━━━━━ Information provided

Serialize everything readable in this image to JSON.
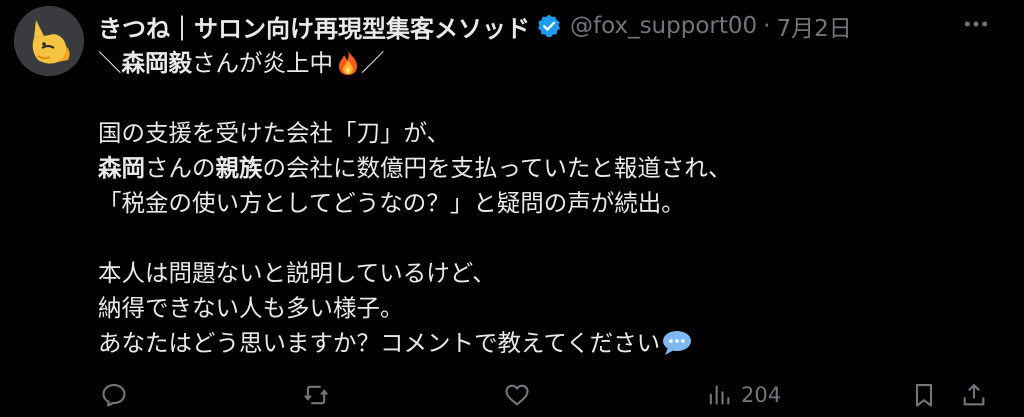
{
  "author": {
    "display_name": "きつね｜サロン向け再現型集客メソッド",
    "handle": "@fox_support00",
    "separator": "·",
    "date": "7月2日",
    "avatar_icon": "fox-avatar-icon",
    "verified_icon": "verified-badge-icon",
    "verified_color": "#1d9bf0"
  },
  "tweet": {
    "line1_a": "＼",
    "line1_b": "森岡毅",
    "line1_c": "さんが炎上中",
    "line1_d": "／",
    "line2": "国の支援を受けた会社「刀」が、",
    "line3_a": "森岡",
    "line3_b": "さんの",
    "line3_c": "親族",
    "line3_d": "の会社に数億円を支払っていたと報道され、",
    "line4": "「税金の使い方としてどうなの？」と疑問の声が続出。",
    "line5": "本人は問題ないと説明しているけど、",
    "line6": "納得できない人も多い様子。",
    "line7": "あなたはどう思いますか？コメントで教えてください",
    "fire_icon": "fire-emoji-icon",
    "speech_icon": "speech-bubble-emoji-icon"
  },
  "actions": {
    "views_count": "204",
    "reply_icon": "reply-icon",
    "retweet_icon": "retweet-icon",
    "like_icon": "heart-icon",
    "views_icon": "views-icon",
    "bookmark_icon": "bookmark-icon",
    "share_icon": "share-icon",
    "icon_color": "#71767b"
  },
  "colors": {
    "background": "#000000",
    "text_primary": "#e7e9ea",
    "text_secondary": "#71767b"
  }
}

━━━━━━━━━━
━━━━━ Information provided

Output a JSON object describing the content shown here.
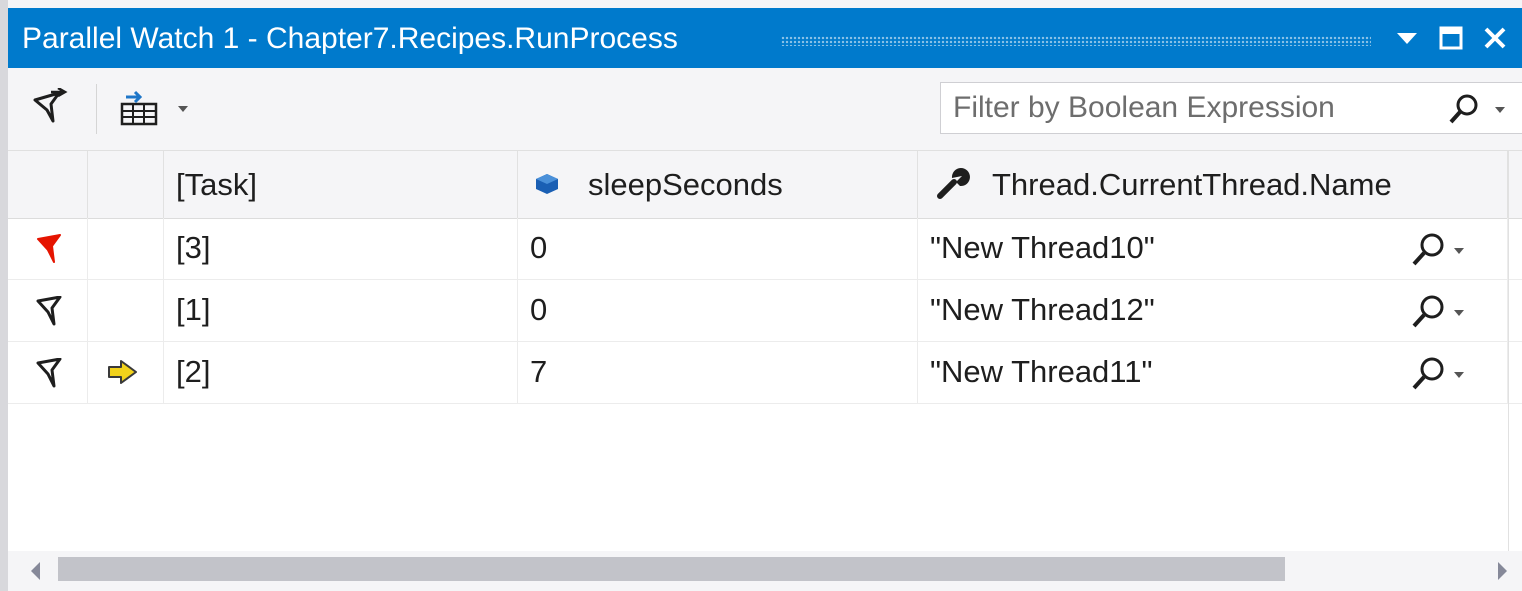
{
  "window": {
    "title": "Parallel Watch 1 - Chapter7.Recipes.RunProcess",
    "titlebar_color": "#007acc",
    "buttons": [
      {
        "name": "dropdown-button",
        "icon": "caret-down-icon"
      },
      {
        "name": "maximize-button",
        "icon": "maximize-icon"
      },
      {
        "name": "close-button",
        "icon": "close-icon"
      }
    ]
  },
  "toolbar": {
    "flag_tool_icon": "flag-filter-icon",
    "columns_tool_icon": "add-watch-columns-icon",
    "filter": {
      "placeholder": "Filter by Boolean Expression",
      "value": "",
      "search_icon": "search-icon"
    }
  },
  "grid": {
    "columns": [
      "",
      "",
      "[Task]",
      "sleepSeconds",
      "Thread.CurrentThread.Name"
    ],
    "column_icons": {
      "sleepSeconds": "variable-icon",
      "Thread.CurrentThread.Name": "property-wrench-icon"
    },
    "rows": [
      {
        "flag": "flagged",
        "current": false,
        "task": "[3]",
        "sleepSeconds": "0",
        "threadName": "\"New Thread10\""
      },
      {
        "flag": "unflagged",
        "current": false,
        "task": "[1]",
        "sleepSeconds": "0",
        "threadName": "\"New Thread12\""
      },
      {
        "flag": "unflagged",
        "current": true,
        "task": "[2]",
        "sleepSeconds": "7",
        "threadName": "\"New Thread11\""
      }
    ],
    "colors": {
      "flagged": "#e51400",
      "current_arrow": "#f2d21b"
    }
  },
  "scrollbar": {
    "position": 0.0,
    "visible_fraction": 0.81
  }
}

━━━━━━━━━━

The task: Copy each line that holds the word "maximize".

Reply:
        "name": "maximize-button",
        "icon": "maximize-icon"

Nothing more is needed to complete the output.